## BRIEF
Please copy out each line of the listing that contains the word "without".

******************************

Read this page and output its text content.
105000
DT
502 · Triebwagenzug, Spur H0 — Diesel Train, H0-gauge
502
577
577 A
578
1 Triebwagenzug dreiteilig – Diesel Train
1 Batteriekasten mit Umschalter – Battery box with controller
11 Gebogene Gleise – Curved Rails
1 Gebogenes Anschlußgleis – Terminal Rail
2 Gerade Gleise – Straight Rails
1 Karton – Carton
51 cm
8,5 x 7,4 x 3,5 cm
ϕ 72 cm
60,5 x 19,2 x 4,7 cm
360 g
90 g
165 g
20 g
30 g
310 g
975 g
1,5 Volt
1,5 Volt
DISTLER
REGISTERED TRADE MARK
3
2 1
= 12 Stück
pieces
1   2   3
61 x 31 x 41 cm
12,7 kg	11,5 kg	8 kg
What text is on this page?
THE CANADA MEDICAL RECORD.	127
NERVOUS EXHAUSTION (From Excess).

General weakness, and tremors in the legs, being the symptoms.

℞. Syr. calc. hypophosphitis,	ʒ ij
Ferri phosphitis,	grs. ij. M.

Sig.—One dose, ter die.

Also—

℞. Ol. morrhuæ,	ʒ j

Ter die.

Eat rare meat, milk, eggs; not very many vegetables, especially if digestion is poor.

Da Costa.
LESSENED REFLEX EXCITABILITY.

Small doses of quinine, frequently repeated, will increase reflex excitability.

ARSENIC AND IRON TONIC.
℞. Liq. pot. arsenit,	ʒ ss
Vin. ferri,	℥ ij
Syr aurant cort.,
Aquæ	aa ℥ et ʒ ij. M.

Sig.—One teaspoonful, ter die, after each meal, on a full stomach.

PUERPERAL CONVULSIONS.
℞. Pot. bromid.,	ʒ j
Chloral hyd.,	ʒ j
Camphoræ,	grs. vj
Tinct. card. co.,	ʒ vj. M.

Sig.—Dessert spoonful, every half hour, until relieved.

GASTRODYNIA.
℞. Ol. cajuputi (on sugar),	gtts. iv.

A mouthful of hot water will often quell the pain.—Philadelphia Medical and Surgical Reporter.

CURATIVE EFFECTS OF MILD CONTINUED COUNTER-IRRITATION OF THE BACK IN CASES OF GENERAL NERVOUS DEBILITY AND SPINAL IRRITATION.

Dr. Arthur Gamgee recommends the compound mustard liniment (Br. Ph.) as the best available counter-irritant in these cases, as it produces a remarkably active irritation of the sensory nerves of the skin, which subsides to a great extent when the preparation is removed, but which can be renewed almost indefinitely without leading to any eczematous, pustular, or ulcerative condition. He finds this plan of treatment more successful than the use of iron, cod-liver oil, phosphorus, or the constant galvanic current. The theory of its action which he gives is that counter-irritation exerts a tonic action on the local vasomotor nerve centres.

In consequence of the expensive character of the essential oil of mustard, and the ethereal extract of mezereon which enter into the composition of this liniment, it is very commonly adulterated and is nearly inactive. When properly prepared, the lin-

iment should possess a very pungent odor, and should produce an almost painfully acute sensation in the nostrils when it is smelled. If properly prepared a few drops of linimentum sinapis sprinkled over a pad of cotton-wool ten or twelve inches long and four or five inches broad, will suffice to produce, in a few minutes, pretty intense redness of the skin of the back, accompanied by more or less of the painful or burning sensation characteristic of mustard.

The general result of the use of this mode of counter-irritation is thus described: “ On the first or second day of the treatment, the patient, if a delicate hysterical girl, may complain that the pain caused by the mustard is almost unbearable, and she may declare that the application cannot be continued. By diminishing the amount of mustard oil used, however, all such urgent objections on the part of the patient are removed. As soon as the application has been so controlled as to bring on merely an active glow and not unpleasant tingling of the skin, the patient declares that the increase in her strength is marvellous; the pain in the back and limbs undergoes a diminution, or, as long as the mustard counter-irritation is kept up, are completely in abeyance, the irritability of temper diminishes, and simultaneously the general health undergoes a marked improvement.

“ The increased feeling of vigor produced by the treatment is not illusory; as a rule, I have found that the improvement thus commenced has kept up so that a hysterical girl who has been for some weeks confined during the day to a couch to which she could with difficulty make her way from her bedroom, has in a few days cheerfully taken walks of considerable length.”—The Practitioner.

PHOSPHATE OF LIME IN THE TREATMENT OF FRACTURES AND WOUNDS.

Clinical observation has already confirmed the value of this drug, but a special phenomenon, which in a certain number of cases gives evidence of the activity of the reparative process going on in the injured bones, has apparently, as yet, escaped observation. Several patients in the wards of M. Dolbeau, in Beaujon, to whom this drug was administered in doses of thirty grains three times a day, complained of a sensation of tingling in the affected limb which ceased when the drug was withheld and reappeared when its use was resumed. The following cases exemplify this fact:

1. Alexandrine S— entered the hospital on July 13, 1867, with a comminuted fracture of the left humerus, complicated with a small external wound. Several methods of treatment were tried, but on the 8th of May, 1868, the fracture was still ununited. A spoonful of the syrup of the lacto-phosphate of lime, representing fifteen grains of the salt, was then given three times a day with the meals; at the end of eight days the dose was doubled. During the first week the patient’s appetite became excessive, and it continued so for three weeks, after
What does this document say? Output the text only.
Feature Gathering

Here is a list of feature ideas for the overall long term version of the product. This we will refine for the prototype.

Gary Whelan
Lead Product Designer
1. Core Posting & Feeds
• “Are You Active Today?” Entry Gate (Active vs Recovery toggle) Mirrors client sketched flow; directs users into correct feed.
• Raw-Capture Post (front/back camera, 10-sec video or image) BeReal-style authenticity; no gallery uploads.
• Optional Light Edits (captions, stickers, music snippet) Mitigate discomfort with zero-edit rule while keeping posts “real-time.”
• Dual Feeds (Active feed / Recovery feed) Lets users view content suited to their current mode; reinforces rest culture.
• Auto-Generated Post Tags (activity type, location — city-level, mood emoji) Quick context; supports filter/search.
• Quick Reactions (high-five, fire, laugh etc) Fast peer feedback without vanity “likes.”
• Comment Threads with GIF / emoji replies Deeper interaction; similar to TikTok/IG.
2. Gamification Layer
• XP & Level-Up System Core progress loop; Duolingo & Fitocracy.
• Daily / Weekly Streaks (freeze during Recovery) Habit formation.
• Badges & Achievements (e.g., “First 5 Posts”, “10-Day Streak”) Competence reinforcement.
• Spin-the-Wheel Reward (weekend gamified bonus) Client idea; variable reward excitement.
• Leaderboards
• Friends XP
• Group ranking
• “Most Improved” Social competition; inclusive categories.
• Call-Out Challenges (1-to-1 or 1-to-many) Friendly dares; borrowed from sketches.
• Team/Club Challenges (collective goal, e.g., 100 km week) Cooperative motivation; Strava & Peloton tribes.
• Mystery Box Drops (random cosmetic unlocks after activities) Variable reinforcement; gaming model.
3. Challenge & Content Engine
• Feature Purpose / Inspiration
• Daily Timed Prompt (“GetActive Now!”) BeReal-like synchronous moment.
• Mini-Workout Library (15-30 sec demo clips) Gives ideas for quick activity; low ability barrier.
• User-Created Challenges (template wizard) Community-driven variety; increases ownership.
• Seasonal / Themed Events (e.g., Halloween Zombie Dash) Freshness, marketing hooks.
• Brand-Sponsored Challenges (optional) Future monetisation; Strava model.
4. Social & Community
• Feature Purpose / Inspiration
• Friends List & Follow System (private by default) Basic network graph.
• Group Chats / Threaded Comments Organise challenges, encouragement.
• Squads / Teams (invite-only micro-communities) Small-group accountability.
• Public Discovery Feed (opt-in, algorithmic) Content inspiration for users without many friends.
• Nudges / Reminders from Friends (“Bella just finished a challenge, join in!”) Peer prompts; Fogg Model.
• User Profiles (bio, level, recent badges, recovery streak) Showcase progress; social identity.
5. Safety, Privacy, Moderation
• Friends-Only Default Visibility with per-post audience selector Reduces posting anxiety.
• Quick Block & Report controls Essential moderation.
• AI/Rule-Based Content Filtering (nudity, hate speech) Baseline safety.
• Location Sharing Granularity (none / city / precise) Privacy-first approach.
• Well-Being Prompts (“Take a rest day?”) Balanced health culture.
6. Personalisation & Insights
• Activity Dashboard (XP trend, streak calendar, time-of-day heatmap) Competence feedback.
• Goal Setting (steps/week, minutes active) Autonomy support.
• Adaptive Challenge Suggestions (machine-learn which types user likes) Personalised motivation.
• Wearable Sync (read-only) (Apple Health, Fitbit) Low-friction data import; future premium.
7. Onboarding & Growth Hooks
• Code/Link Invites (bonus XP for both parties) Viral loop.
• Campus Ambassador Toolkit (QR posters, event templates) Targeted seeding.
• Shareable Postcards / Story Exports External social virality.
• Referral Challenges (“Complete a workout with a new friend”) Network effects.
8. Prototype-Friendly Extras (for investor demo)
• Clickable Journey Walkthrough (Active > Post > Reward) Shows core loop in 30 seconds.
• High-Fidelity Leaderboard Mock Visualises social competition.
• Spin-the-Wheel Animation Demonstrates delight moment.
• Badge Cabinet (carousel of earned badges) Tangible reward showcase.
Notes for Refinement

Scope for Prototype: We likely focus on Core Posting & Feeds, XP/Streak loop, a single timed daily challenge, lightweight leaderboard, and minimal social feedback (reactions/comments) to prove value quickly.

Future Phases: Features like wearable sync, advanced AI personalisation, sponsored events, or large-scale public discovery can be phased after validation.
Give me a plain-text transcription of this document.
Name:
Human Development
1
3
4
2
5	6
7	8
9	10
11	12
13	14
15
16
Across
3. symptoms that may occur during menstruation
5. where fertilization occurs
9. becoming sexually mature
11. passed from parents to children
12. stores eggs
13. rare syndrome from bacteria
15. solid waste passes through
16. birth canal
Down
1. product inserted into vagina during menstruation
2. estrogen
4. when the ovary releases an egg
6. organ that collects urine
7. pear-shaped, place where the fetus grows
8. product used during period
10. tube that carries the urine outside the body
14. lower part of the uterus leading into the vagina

******************************

## EXERCISE ANSWER
Dr. Arthur Gamgee recommends the compound mustard liniment (Br. Ph.) as the best available counter-irritant in these cases, as it produces a remarkably active irritation of the sensory nerves of the skin, which subsides to a great extent when the preparation is removed, but which can be renewed almost indefinitely without leading to any eczematous, pustular, or ulcerative condition. He finds this plan of treatment more successful than the use of iron, cod-liver oil, phosphorus, or the constant galvanic current. The theory of its action which he gives is that counter-irritation exerts a tonic action on the local vasomotor nerve centres.
• Quick Reactions (high-five, fire, laugh etc) Fast peer feedback without vanity “likes.”
• Public Discovery Feed (opt-in, algorithmic) Content inspiration for users without many friends.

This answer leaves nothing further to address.